## Problem statement
Select every line containing the word "structure" from the material, and copy those lines.

════════════════════

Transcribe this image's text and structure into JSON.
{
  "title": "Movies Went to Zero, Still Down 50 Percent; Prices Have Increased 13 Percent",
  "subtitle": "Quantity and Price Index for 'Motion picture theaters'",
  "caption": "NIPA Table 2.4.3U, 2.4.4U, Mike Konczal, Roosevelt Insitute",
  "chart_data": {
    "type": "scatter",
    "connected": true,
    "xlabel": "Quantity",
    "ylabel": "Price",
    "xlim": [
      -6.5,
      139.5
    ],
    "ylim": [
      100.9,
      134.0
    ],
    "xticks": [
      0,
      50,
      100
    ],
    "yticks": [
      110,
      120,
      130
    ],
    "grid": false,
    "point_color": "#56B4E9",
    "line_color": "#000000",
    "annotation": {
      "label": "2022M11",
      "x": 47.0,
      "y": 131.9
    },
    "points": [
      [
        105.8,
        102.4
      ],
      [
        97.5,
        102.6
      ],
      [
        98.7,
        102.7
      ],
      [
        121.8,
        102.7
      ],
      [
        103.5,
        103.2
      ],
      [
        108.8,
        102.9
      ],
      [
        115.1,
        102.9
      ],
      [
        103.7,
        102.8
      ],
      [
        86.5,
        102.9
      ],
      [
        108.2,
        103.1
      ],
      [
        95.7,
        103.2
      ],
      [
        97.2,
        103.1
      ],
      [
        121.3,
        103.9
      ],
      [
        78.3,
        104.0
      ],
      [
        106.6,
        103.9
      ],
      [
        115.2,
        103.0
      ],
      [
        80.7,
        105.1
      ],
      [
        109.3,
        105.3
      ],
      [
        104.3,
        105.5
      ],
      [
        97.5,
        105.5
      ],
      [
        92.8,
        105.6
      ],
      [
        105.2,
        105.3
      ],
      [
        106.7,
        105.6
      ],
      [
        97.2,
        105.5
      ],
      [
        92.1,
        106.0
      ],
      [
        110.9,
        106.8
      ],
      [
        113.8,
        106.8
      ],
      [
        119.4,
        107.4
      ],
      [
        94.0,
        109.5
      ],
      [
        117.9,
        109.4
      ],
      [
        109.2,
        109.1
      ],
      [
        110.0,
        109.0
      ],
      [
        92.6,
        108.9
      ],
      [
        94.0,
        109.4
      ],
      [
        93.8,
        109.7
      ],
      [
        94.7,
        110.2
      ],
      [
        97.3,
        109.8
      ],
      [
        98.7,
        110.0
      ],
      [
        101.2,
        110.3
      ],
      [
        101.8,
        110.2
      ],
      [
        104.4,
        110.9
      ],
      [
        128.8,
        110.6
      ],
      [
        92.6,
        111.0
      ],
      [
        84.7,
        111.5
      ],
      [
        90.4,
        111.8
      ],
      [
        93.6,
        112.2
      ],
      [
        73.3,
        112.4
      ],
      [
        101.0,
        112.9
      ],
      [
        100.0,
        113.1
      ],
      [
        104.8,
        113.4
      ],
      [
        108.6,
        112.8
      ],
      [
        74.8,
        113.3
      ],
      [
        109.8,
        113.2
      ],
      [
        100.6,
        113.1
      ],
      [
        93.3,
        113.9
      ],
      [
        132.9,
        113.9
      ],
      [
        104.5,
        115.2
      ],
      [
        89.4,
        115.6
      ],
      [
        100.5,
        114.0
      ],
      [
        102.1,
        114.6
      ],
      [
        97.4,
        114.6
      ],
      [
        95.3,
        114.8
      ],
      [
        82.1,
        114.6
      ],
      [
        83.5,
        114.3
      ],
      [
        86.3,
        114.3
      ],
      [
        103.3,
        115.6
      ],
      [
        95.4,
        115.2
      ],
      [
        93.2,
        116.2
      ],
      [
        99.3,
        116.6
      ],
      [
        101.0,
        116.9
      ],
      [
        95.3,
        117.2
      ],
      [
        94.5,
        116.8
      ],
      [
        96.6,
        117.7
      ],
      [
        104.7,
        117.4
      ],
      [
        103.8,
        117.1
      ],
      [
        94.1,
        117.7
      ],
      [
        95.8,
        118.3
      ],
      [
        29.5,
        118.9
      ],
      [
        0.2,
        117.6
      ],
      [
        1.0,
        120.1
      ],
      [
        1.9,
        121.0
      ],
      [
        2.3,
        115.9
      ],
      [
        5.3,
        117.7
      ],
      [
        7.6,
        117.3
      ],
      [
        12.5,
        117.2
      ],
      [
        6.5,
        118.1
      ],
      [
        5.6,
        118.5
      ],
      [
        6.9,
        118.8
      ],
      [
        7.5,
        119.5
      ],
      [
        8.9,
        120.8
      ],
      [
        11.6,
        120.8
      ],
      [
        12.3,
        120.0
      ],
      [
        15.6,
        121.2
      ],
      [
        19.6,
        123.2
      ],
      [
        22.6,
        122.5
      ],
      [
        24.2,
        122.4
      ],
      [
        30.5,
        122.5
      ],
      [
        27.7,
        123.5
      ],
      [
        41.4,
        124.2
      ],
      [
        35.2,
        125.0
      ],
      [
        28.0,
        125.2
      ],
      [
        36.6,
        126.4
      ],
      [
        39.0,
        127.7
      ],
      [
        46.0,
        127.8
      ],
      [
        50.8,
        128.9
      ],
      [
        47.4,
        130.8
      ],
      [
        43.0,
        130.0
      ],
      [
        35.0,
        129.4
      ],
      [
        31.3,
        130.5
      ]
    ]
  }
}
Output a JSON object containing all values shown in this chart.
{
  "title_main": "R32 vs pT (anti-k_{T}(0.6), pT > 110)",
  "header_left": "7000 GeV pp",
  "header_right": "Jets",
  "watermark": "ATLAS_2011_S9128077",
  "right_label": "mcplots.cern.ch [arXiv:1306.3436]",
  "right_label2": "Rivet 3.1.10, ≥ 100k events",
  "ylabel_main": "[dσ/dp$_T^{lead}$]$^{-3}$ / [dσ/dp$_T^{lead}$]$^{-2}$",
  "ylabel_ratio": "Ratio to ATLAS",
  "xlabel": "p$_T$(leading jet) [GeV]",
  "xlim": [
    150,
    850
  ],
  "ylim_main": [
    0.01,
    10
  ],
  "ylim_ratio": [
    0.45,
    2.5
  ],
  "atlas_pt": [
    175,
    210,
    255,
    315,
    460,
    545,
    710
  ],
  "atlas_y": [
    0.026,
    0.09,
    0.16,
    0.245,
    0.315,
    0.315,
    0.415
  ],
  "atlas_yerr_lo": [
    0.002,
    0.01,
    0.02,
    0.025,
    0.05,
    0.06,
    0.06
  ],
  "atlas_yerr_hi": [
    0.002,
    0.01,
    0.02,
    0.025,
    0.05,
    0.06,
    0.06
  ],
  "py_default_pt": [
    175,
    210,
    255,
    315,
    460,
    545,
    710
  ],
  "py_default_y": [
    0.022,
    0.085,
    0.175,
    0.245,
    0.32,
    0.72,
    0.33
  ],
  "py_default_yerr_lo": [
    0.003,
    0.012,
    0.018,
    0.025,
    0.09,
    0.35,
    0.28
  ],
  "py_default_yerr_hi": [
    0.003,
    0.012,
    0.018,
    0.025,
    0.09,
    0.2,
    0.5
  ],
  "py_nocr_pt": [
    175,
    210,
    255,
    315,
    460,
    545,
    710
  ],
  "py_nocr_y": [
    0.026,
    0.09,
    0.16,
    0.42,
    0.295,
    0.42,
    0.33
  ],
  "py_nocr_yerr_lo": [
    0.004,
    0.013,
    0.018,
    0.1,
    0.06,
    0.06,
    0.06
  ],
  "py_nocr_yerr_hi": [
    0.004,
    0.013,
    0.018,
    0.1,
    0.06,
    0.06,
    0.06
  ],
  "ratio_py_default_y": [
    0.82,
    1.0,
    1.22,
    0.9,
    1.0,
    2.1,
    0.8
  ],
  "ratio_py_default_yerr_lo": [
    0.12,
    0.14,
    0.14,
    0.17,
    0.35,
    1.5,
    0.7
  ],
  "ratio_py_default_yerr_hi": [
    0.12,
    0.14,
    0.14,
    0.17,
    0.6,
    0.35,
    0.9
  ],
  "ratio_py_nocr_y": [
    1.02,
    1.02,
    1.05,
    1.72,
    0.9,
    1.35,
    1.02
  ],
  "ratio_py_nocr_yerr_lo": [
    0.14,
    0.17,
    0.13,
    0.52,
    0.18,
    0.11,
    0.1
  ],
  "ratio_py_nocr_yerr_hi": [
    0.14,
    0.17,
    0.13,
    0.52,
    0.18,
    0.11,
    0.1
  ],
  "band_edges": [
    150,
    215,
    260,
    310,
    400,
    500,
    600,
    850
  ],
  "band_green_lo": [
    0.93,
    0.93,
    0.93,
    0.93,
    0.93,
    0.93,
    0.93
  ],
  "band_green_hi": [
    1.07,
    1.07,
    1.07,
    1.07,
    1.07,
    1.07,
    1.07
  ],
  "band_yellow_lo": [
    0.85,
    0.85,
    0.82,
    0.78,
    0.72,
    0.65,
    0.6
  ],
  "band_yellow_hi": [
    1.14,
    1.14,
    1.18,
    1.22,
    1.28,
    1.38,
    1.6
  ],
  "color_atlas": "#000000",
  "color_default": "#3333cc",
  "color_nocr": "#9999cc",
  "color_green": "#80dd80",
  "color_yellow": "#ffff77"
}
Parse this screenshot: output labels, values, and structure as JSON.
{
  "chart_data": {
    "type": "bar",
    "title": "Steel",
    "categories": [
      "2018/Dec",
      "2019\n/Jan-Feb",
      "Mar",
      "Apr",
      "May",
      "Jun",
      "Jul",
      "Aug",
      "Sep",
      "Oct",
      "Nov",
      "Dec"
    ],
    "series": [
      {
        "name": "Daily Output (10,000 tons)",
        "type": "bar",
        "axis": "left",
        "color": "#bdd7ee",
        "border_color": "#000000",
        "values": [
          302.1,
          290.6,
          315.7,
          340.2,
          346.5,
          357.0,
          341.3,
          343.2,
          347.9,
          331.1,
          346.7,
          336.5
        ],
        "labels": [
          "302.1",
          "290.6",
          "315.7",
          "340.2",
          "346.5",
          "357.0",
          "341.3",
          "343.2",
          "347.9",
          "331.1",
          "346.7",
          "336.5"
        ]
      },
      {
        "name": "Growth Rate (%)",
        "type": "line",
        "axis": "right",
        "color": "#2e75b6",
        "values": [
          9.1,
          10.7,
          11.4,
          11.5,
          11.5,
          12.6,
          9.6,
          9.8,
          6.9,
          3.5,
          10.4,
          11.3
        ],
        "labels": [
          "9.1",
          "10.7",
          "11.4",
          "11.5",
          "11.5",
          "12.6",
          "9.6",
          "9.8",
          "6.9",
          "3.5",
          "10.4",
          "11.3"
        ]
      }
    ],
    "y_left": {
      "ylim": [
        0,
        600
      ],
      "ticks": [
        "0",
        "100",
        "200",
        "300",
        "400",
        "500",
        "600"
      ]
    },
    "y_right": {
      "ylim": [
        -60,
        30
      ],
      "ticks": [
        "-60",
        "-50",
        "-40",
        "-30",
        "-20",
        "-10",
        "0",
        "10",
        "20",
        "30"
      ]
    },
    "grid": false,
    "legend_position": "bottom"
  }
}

════════════════════

## Answer in full
Transcribe this image's text and structure into JSON.
Parse this screenshot: output labels, values, and structure as JSON.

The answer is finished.